» **Stated task**: Render the lines of the data below as a JSON list of strings, one string per line with blank lines left out, starting at the first line of the data and ending with the line that contains "Point: [851, 504, 873, 518]", both included.

------ Material

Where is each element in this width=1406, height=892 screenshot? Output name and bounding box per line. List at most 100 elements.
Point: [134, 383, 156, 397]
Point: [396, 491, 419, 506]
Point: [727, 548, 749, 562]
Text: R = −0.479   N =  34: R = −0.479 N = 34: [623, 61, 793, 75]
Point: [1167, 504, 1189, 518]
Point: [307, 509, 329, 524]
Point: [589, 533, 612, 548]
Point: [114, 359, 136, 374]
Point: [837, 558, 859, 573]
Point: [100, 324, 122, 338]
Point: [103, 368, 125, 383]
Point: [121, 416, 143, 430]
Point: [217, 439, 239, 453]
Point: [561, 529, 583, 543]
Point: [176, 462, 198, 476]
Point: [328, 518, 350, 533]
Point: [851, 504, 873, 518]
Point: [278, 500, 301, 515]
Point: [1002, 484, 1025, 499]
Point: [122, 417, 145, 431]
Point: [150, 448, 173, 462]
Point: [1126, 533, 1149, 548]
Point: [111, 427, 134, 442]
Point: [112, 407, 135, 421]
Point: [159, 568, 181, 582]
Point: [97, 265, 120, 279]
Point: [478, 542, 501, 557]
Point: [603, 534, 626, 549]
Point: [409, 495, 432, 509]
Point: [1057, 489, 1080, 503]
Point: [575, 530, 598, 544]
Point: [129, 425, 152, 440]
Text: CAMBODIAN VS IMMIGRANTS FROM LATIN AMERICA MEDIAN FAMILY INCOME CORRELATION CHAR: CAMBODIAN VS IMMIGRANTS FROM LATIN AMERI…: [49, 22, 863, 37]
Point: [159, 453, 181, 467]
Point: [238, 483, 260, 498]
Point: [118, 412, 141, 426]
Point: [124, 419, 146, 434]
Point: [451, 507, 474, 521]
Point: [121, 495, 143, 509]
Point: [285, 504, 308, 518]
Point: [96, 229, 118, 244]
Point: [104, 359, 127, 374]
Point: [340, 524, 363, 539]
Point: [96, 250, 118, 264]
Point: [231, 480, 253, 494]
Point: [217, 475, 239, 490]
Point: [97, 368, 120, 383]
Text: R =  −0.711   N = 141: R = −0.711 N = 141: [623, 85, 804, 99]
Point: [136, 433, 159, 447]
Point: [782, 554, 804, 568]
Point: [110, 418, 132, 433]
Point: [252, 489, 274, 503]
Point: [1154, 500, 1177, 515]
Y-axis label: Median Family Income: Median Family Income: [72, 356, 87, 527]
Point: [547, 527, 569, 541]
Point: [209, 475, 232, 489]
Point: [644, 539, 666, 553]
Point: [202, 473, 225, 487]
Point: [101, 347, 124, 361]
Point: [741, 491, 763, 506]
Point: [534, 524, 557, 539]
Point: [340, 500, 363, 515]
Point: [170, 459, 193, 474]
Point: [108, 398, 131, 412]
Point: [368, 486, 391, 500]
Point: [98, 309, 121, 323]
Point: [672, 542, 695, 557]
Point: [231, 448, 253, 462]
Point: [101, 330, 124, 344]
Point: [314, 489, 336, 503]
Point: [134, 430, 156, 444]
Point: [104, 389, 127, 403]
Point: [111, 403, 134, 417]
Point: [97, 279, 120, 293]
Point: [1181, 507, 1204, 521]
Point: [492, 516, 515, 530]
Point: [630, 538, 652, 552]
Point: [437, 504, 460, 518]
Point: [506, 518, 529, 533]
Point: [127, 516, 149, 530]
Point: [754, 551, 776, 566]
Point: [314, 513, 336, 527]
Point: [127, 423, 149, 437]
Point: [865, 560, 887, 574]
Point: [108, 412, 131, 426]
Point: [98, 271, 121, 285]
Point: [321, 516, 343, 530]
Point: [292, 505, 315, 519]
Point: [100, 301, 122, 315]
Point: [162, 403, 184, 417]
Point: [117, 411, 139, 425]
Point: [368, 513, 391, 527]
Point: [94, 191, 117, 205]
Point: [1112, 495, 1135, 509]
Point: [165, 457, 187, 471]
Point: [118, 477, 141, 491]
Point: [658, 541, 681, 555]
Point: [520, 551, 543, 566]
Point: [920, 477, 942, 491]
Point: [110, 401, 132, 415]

------------

» **Solution for this problem**:
[
  "Where is each element in this width=1406, height=892 screenshot? Output name and bounding box per line. List at most 100 elements.",
  "Point: [134, 383, 156, 397]",
  "Point: [396, 491, 419, 506]",
  "Point: [727, 548, 749, 562]",
  "Text: R = −0.479   N =  34: R = −0.479 N = 34: [623, 61, 793, 75]",
  "Point: [1167, 504, 1189, 518]",
  "Point: [307, 509, 329, 524]",
  "Point: [589, 533, 612, 548]",
  "Point: [114, 359, 136, 374]",
  "Point: [837, 558, 859, 573]",
  "Point: [100, 324, 122, 338]",
  "Point: [103, 368, 125, 383]",
  "Point: [121, 416, 143, 430]",
  "Point: [217, 439, 239, 453]",
  "Point: [561, 529, 583, 543]",
  "Point: [176, 462, 198, 476]",
  "Point: [328, 518, 350, 533]",
  "Point: [851, 504, 873, 518]"
]